Instructions for the task :: Without altering anything, repeat each of the records.

Records for the exercise ::
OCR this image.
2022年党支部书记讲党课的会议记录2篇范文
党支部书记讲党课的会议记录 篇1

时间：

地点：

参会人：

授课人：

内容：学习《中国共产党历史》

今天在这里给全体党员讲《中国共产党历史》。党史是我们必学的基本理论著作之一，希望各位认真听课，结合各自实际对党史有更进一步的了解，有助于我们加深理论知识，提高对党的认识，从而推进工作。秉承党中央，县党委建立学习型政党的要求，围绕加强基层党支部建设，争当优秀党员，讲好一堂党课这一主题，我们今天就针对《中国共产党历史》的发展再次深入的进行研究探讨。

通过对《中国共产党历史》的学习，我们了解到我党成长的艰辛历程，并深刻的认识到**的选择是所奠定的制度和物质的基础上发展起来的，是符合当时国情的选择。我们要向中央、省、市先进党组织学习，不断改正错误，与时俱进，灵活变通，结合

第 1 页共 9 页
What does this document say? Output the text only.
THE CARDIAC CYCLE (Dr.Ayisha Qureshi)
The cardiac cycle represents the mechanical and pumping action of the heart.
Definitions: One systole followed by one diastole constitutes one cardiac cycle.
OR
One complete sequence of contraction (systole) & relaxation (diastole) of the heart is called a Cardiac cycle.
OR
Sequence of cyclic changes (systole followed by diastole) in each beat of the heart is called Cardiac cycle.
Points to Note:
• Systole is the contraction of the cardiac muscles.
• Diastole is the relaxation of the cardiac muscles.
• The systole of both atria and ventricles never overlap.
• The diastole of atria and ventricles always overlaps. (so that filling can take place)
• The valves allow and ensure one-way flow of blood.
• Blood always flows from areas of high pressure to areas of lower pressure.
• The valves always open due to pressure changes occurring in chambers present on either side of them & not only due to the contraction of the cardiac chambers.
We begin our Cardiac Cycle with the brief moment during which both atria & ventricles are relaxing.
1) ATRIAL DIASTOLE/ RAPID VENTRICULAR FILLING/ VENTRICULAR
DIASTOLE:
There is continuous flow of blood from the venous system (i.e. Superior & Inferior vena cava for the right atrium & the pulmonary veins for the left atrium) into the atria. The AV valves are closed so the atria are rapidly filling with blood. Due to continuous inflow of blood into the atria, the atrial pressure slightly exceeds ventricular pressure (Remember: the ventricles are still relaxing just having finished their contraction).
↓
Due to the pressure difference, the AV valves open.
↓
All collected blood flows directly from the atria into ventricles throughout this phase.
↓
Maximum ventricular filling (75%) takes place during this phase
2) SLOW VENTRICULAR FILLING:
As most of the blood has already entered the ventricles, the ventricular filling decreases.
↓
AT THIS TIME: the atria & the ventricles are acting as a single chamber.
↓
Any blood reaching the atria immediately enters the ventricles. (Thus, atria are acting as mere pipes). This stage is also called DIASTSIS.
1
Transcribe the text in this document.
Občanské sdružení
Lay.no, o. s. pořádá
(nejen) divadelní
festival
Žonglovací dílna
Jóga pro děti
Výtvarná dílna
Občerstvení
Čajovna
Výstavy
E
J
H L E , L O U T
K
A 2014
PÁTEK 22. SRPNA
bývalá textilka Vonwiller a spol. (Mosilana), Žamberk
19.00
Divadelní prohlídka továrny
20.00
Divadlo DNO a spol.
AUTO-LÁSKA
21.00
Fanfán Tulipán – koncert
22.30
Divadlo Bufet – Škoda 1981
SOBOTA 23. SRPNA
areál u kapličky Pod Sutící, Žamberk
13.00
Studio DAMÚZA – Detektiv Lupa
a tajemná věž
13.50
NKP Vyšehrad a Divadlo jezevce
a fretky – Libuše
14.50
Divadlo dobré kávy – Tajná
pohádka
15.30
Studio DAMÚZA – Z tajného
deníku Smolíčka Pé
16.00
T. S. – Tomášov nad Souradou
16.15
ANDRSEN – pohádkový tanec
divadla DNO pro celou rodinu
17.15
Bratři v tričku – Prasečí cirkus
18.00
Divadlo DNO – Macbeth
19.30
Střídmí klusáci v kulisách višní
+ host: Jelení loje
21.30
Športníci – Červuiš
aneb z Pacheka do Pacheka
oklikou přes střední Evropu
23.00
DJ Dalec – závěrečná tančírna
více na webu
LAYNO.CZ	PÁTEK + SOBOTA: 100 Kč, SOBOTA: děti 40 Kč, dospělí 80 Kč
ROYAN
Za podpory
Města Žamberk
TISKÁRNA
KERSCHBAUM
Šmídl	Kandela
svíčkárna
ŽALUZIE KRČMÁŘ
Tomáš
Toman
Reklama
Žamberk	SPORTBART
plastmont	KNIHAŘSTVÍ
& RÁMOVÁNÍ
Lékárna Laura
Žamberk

Finished exercise ::
OCR this image.
2022年党支部书记讲党课的会议记录2篇范文
党支部书记讲党课的会议记录 篇1

时间：

地点：

参会人：

授课人：

内容：学习《中国共产党历史》

今天在这里给全体党员讲《中国共产党历史》。党史是我们必学的基本理论著作之一，希望各位认真听课，结合各自实际对党史有更进一步的了解，有助于我们加深理论知识，提高对党的认识，从而推进工作。秉承党中央，县党委建立学习型政党的要求，围绕加强基层党支部建设，争当优秀党员，讲好一堂党课这一主题，我们今天就针对《中国共产党历史》的发展再次深入的进行研究探讨。

通过对《中国共产党历史》的学习，我们了解到我党成长的艰辛历程，并深刻的认识到**的选择是所奠定的制度和物质的基础上发展起来的，是符合当时国情的选择。我们要向中央、省、市先进党组织学习，不断改正错误，与时俱进，灵活变通，结合

第 1 页共 9 页
What does this document say? Output the text only.
THE CARDIAC CYCLE (Dr.Ayisha Qureshi)
The cardiac cycle represents the mechanical and pumping action of the heart.
Definitions: One systole followed by one diastole constitutes one cardiac cycle.
OR
One complete sequence of contraction (systole) & relaxation (diastole) of the heart is called a Cardiac cycle.
OR
Sequence of cyclic changes (systole followed by diastole) in each beat of the heart is called Cardiac cycle.
Points to Note:
• Systole is the contraction of the cardiac muscles.
• Diastole is the relaxation of the cardiac muscles.
• The systole of both atria and ventricles never overlap.
• The diastole of atria and ventricles always overlaps. (so that filling can take place)
• The valves allow and ensure one-way flow of blood.
• Blood always flows from areas of high pressure to areas of lower pressure.
• The valves always open due to pressure changes occurring in chambers present on either side of them & not only due to the contraction of the cardiac chambers.
We begin our Cardiac Cycle with the brief moment during which both atria & ventricles are relaxing.
1) ATRIAL DIASTOLE/ RAPID VENTRICULAR FILLING/ VENTRICULAR
DIASTOLE:
There is continuous flow of blood from the venous system (i.e. Superior & Inferior vena cava for the right atrium & the pulmonary veins for the left atrium) into the atria. The AV valves are closed so the atria are rapidly filling with blood. Due to continuous inflow of blood into the atria, the atrial pressure slightly exceeds ventricular pressure (Remember: the ventricles are still relaxing just having finished their contraction).
↓
Due to the pressure difference, the AV valves open.
↓
All collected blood flows directly from the atria into ventricles throughout this phase.
↓
Maximum ventricular filling (75%) takes place during this phase
2) SLOW VENTRICULAR FILLING:
As most of the blood has already entered the ventricles, the ventricular filling decreases.
↓
AT THIS TIME: the atria & the ventricles are acting as a single chamber.
↓
Any blood reaching the atria immediately enters the ventricles. (Thus, atria are acting as mere pipes). This stage is also called DIASTSIS.
1
Transcribe the text in this document.
Občanské sdružení
Lay.no, o. s. pořádá
(nejen) divadelní
festival
Žonglovací dílna
Jóga pro děti
Výtvarná dílna
Občerstvení
Čajovna
Výstavy
E
J
H L E , L O U T
K
A 2014
PÁTEK 22. SRPNA
bývalá textilka Vonwiller a spol. (Mosilana), Žamberk
19.00
Divadelní prohlídka továrny
20.00
Divadlo DNO a spol.
AUTO-LÁSKA
21.00
Fanfán Tulipán – koncert
22.30
Divadlo Bufet – Škoda 1981
SOBOTA 23. SRPNA
areál u kapličky Pod Sutící, Žamberk
13.00
Studio DAMÚZA – Detektiv Lupa
a tajemná věž
13.50
NKP Vyšehrad a Divadlo jezevce
a fretky – Libuše
14.50
Divadlo dobré kávy – Tajná
pohádka
15.30
Studio DAMÚZA – Z tajného
deníku Smolíčka Pé
16.00
T. S. – Tomášov nad Souradou
16.15
ANDRSEN – pohádkový tanec
divadla DNO pro celou rodinu
17.15
Bratři v tričku – Prasečí cirkus
18.00
Divadlo DNO – Macbeth
19.30
Střídmí klusáci v kulisách višní
+ host: Jelení loje
21.30
Športníci – Červuiš
aneb z Pacheka do Pacheka
oklikou přes střední Evropu
23.00
DJ Dalec – závěrečná tančírna
více na webu
LAYNO.CZ	PÁTEK + SOBOTA: 100 Kč, SOBOTA: děti 40 Kč, dospělí 80 Kč
ROYAN
Za podpory
Města Žamberk
TISKÁRNA
KERSCHBAUM
Šmídl	Kandela
svíčkárna
ŽALUZIE KRČMÁŘ
Tomáš
Toman
Reklama
Žamberk	SPORTBART
plastmont	KNIHAŘSTVÍ
& RÁMOVÁNÍ
Lékárna Laura
Žamberk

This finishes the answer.